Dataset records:
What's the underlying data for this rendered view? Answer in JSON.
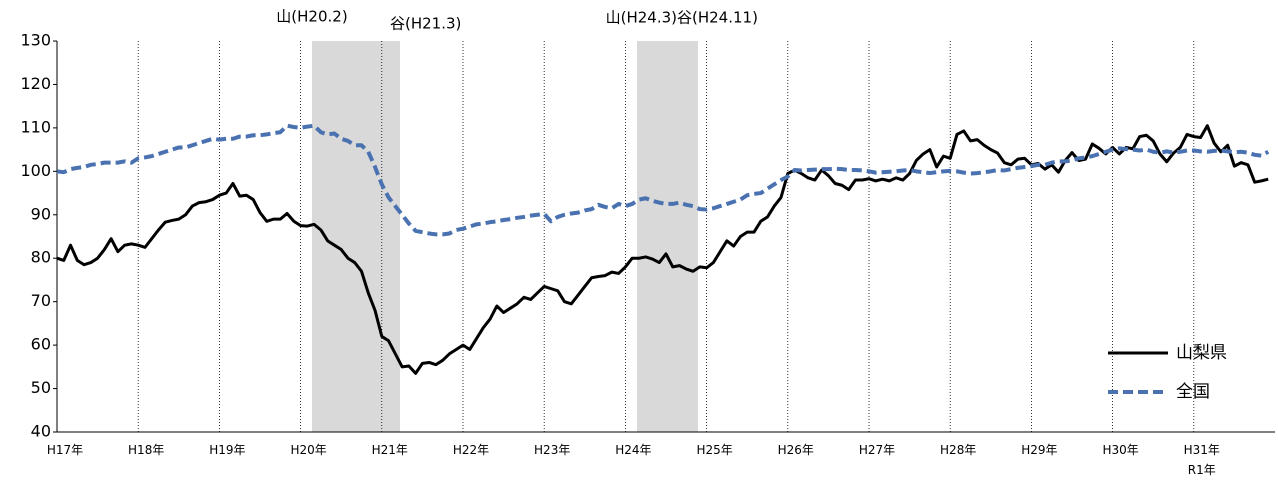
{
  "chart_data": {
    "type": "line",
    "annotations": [
      "山(H20.2)",
      "谷(H21.3)",
      "山(H24.3)",
      "谷(H24.11)"
    ],
    "categories": [
      "H17年",
      null,
      null,
      null,
      null,
      null,
      null,
      null,
      null,
      null,
      null,
      null,
      "H18年",
      null,
      null,
      null,
      null,
      null,
      null,
      null,
      null,
      null,
      null,
      null,
      "H19年",
      null,
      null,
      null,
      null,
      null,
      null,
      null,
      null,
      null,
      null,
      null,
      "H20年",
      null,
      null,
      null,
      null,
      null,
      null,
      null,
      null,
      null,
      null,
      null,
      "H21年",
      null,
      null,
      null,
      null,
      null,
      null,
      null,
      null,
      null,
      null,
      null,
      "H22年",
      null,
      null,
      null,
      null,
      null,
      null,
      null,
      null,
      null,
      null,
      null,
      "H23年",
      null,
      null,
      null,
      null,
      null,
      null,
      null,
      null,
      null,
      null,
      null,
      "H24年",
      null,
      null,
      null,
      null,
      null,
      null,
      null,
      null,
      null,
      null,
      null,
      "H25年",
      null,
      null,
      null,
      null,
      null,
      null,
      null,
      null,
      null,
      null,
      null,
      "H26年",
      null,
      null,
      null,
      null,
      null,
      null,
      null,
      null,
      null,
      null,
      null,
      "H27年",
      null,
      null,
      null,
      null,
      null,
      null,
      null,
      null,
      null,
      null,
      null,
      "H28年",
      null,
      null,
      null,
      null,
      null,
      null,
      null,
      null,
      null,
      null,
      null,
      "H29年",
      null,
      null,
      null,
      null,
      null,
      null,
      null,
      null,
      null,
      null,
      null,
      "H30年",
      null,
      null,
      null,
      null,
      null,
      null,
      null,
      null,
      null,
      null,
      null,
      "H31年\nR1年",
      null,
      null,
      null,
      null,
      null,
      null,
      null,
      null,
      null,
      null,
      null
    ],
    "series": [
      {
        "name": "山梨県",
        "color": "#000000",
        "line_style": "solid",
        "values": [
          80,
          79.5,
          83,
          79.5,
          78.5,
          79,
          80,
          82,
          84.5,
          81.5,
          83,
          83.3,
          83,
          82.5,
          84.5,
          86.5,
          88.3,
          88.7,
          89,
          90,
          92,
          92.8,
          93,
          93.5,
          94.5,
          95,
          97.2,
          94.3,
          94.5,
          93.5,
          90.5,
          88.5,
          89,
          89,
          90.3,
          88.5,
          87.5,
          87.4,
          87.8,
          86.5,
          84,
          83,
          82,
          80,
          79,
          77,
          72,
          68,
          62,
          61,
          58,
          55,
          55.2,
          53.5,
          55.8,
          56,
          55.5,
          56.5,
          58,
          59,
          60,
          59,
          61.5,
          64,
          66,
          69,
          67.5,
          68.5,
          69.5,
          71,
          70.5,
          72,
          73.5,
          73,
          72.5,
          70,
          69.5,
          71.5,
          73.5,
          75.5,
          75.8,
          76,
          76.8,
          76.5,
          78,
          80,
          80,
          80.3,
          79.8,
          79,
          81,
          78,
          78.3,
          77.5,
          77,
          78,
          77.8,
          79,
          81.5,
          84,
          82.8,
          85,
          86,
          86,
          88.5,
          89.5,
          92,
          94,
          99.5,
          100.3,
          99.5,
          98.5,
          98,
          100.3,
          99,
          97.2,
          96.8,
          95.8,
          98,
          98,
          98.3,
          97.8,
          98.2,
          97.8,
          98.5,
          98,
          99.5,
          102.5,
          104,
          105,
          101,
          103.5,
          103,
          108.5,
          109.3,
          107,
          107.3,
          106,
          105,
          104.2,
          102,
          101.5,
          102.8,
          103,
          101.5,
          101.8,
          100.5,
          101.5,
          99.8,
          102.5,
          104.3,
          102.5,
          102.8,
          106.3,
          105.3,
          104,
          105.5,
          104,
          105.5,
          105.2,
          108,
          108.3,
          107,
          104,
          102.2,
          104.2,
          105.5,
          108.5,
          108,
          107.8,
          110.5,
          106.5,
          104.5,
          106,
          101.2,
          102,
          101.5,
          97.5,
          97.8,
          98.2
        ]
      },
      {
        "name": "全国",
        "color": "#4a72b0",
        "line_style": "dashed",
        "values": [
          100,
          99.8,
          100.5,
          100.8,
          101,
          101.5,
          101.7,
          102,
          102,
          102,
          102.3,
          102,
          103,
          103.2,
          103.5,
          104,
          104.5,
          105,
          105.5,
          105.5,
          106,
          106.5,
          107,
          107.5,
          107.3,
          107.5,
          107.5,
          108,
          108,
          108.3,
          108.3,
          108.5,
          108.8,
          109,
          110.5,
          110.2,
          110,
          110.3,
          110.5,
          109,
          108.5,
          108.7,
          107.5,
          107,
          106,
          106,
          104.5,
          101,
          97,
          94,
          92,
          90,
          88,
          86.3,
          86,
          85.7,
          85.5,
          85.5,
          85.7,
          86.5,
          86.8,
          87.3,
          87.8,
          88,
          88.3,
          88.5,
          88.8,
          89,
          89.3,
          89.5,
          89.8,
          90,
          90.2,
          88.5,
          89.5,
          90,
          90.3,
          90.5,
          91,
          91.3,
          92.3,
          91.8,
          91.5,
          92.5,
          92,
          92.5,
          93.5,
          93.8,
          93.2,
          92.8,
          92.5,
          92.5,
          92.8,
          92.3,
          92,
          91.3,
          91.2,
          91.5,
          92,
          92.5,
          93,
          93.5,
          94.5,
          94.8,
          95,
          96,
          97,
          98,
          98.8,
          100.3,
          100.2,
          100.3,
          100.4,
          100.5,
          100.5,
          100.6,
          100.5,
          100.3,
          100.3,
          100.2,
          100,
          99.7,
          99.8,
          99.9,
          100,
          100.2,
          100.3,
          100,
          99.8,
          99.6,
          99.8,
          100,
          100.1,
          100,
          99.7,
          99.5,
          99.6,
          99.8,
          100,
          100.3,
          100.2,
          100.5,
          100.8,
          101,
          101.2,
          101.5,
          101.5,
          102,
          102.3,
          102.3,
          102.5,
          103,
          103.2,
          103.5,
          104,
          104.5,
          105,
          105.3,
          105.1,
          105,
          104.8,
          105,
          104.5,
          104.3,
          104.6,
          104.3,
          104.5,
          104.8,
          104.8,
          104.6,
          104.5,
          104.7,
          104.8,
          104.6,
          104.4,
          104.5,
          104.3,
          103.8,
          103.6,
          104.5
        ]
      }
    ],
    "ylim": [
      40,
      130
    ],
    "yticks": [
      40,
      50,
      60,
      70,
      80,
      90,
      100,
      110,
      120,
      130
    ],
    "legend": "lower right"
  }
}
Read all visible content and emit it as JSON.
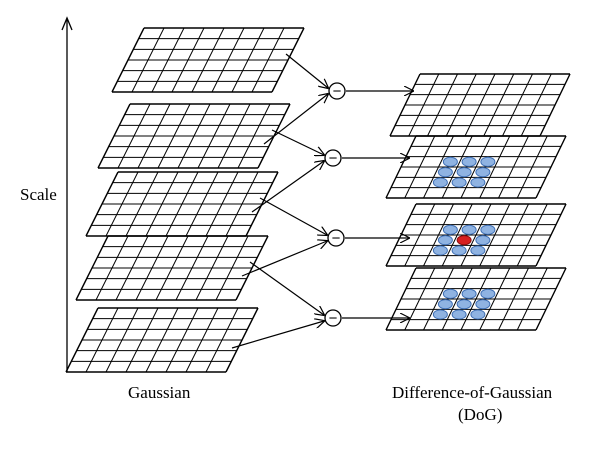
{
  "labels": {
    "scale": "Scale",
    "gaussian": "Gaussian",
    "dog": "Difference-of-Gaussian",
    "dog_abbr": "(DoG)"
  },
  "operator_symbol": "−",
  "gaussian_levels": 5,
  "dog_levels": 4,
  "dog_layers": [
    {
      "level": 1,
      "keypoints": "none"
    },
    {
      "level": 2,
      "keypoints": "neighbors"
    },
    {
      "level": 3,
      "keypoints": "neighbors-with-center"
    },
    {
      "level": 4,
      "keypoints": "neighbors"
    }
  ],
  "colors": {
    "line": "#000000",
    "neighbor": "#8fb3e2",
    "neighbor_stroke": "#3e6fb5",
    "center": "#d62020"
  }
}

» Goal
Every entry should be returned exactly as written, minus the pictures.

» Solution for this problem
What's the underlying data for this rendered view? Answer in JSON.
{
  "chart_data": {
    "type": "line",
    "annotations": [
      "山(H20.2)",
      "谷(H21.3)",
      "山(H24.3)",
      "谷(H24.11)"
    ],
    "categories": [
      "H17年",
      null,
      null,
      null,
      null,
      null,
      null,
      null,
      null,
      null,
      null,
      null,
      "H18年",
      null,
      null,
      null,
      null,
      null,
      null,
      null,
      null,
      null,
      null,
      null,
      "H19年",
      null,
      null,
      null,
      null,
      null,
      null,
      null,
      null,
      null,
      null,
      null,
      "H20年",
      null,
      null,
      null,
      null,
      null,
      null,
      null,
      null,
      null,
      null,
      null,
      "H21年",
      null,
      null,
      null,
      null,
      null,
      null,
      null,
      null,
      null,
      null,
      null,
      "H22年",
      null,
      null,
      null,
      null,
      null,
      null,
      null,
      null,
      null,
      null,
      null,
      "H23年",
      null,
      null,
      null,
      null,
      null,
      null,
      null,
      null,
      null,
      null,
      null,
      "H24年",
      null,
      null,
      null,
      null,
      null,
      null,
      null,
      null,
      null,
      null,
      null,
      "H25年",
      null,
      null,
      null,
      null,
      null,
      null,
      null,
      null,
      null,
      null,
      null,
      "H26年",
      null,
      null,
      null,
      null,
      null,
      null,
      null,
      null,
      null,
      null,
      null,
      "H27年",
      null,
      null,
      null,
      null,
      null,
      null,
      null,
      null,
      null,
      null,
      null,
      "H28年",
      null,
      null,
      null,
      null,
      null,
      null,
      null,
      null,
      null,
      null,
      null,
      "H29年",
      null,
      null,
      null,
      null,
      null,
      null,
      null,
      null,
      null,
      null,
      null,
      "H30年",
      null,
      null,
      null,
      null,
      null,
      null,
      null,
      null,
      null,
      null,
      null,
      "H31年\nR1年",
      null,
      null,
      null,
      null,
      null,
      null,
      null,
      null,
      null,
      null,
      null
    ],
    "series": [
      {
        "name": "山梨県",
        "color": "#000000",
        "line_style": "solid",
        "values": [
          80,
          79.5,
          83,
          79.5,
          78.5,
          79,
          80,
          82,
          84.5,
          81.5,
          83,
          83.3,
          83,
          82.5,
          84.5,
          86.5,
          88.3,
          88.7,
          89,
          90,
          92,
          92.8,
          93,
          93.5,
          94.5,
          95,
          97.2,
          94.3,
          94.5,
          93.5,
          90.5,
          88.5,
          89,
          89,
          90.3,
          88.5,
          87.5,
          87.4,
          87.8,
          86.5,
          84,
          83,
          82,
          80,
          79,
          77,
          72,
          68,
          62,
          61,
          58,
          55,
          55.2,
          53.5,
          55.8,
          56,
          55.5,
          56.5,
          58,
          59,
          60,
          59,
          61.5,
          64,
          66,
          69,
          67.5,
          68.5,
          69.5,
          71,
          70.5,
          72,
          73.5,
          73,
          72.5,
          70,
          69.5,
          71.5,
          73.5,
          75.5,
          75.8,
          76,
          76.8,
          76.5,
          78,
          80,
          80,
          80.3,
          79.8,
          79,
          81,
          78,
          78.3,
          77.5,
          77,
          78,
          77.8,
          79,
          81.5,
          84,
          82.8,
          85,
          86,
          86,
          88.5,
          89.5,
          92,
          94,
          99.5,
          100.3,
          99.5,
          98.5,
          98,
          100.3,
          99,
          97.2,
          96.8,
          95.8,
          98,
          98,
          98.3,
          97.8,
          98.2,
          97.8,
          98.5,
          98,
          99.5,
          102.5,
          104,
          105,
          101,
          103.5,
          103,
          108.5,
          109.3,
          107,
          107.3,
          106,
          105,
          104.2,
          102,
          101.5,
          102.8,
          103,
          101.5,
          101.8,
          100.5,
          101.5,
          99.8,
          102.5,
          104.3,
          102.5,
          102.8,
          106.3,
          105.3,
          104,
          105.5,
          104,
          105.5,
          105.2,
          108,
          108.3,
          107,
          104,
          102.2,
          104.2,
          105.5,
          108.5,
          108,
          107.8,
          110.5,
          106.5,
          104.5,
          106,
          101.2,
          102,
          101.5,
          97.5,
          97.8,
          98.2
        ]
      },
      {
        "name": "全国",
        "color": "#4a72b0",
        "line_style": "dashed",
        "values": [
          100,
          99.8,
          100.5,
          100.8,
          101,
          101.5,
          101.7,
          102,
          102,
          102,
          102.3,
          102,
          103,
          103.2,
          103.5,
          104,
          104.5,
          105,
          105.5,
          105.5,
          106,
          106.5,
          107,
          107.5,
          107.3,
          107.5,
          107.5,
          108,
          108,
          108.3,
          108.3,
          108.5,
          108.8,
          109,
          110.5,
          110.2,
          110,
          110.3,
          110.5,
          109,
          108.5,
          108.7,
          107.5,
          107,
          106,
          106,
          104.5,
          101,
          97,
          94,
          92,
          90,
          88,
          86.3,
          86,
          85.7,
          85.5,
          85.5,
          85.7,
          86.5,
          86.8,
          87.3,
          87.8,
          88,
          88.3,
          88.5,
          88.8,
          89,
          89.3,
          89.5,
          89.8,
          90,
          90.2,
          88.5,
          89.5,
          90,
          90.3,
          90.5,
          91,
          91.3,
          92.3,
          91.8,
          91.5,
          92.5,
          92,
          92.5,
          93.5,
          93.8,
          93.2,
          92.8,
          92.5,
          92.5,
          92.8,
          92.3,
          92,
          91.3,
          91.2,
          91.5,
          92,
          92.5,
          93,
          93.5,
          94.5,
          94.8,
          95,
          96,
          97,
          98,
          98.8,
          100.3,
          100.2,
          100.3,
          100.4,
          100.5,
          100.5,
          100.6,
          100.5,
          100.3,
          100.3,
          100.2,
          100,
          99.7,
          99.8,
          99.9,
          100,
          100.2,
          100.3,
          100,
          99.8,
          99.6,
          99.8,
          100,
          100.1,
          100,
          99.7,
          99.5,
          99.6,
          99.8,
          100,
          100.3,
          100.2,
          100.5,
          100.8,
          101,
          101.2,
          101.5,
          101.5,
          102,
          102.3,
          102.3,
          102.5,
          103,
          103.2,
          103.5,
          104,
          104.5,
          105,
          105.3,
          105.1,
          105,
          104.8,
          105,
          104.5,
          104.3,
          104.6,
          104.3,
          104.5,
          104.8,
          104.8,
          104.6,
          104.5,
          104.7,
          104.8,
          104.6,
          104.4,
          104.5,
          104.3,
          103.8,
          103.6,
          104.5
        ]
      }
    ],
    "ylim": [
      40,
      130
    ],
    "yticks": [
      40,
      50,
      60,
      70,
      80,
      90,
      100,
      110,
      120,
      130
    ],
    "legend": "lower right"
  }
}
Read all visible content and emit it as JSON.
{
  "labels": {
    "scale": "Scale",
    "gaussian": "Gaussian",
    "dog": "Difference-of-Gaussian",
    "dog_abbr": "(DoG)"
  },
  "operator_symbol": "−",
  "gaussian_levels": 5,
  "dog_levels": 4,
  "dog_layers": [
    {
      "level": 1,
      "keypoints": "none"
    },
    {
      "level": 2,
      "keypoints": "neighbors"
    },
    {
      "level": 3,
      "keypoints": "neighbors-with-center"
    },
    {
      "level": 4,
      "keypoints": "neighbors"
    }
  ],
  "colors": {
    "line": "#000000",
    "neighbor": "#8fb3e2",
    "neighbor_stroke": "#3e6fb5",
    "center": "#d62020"
  }
}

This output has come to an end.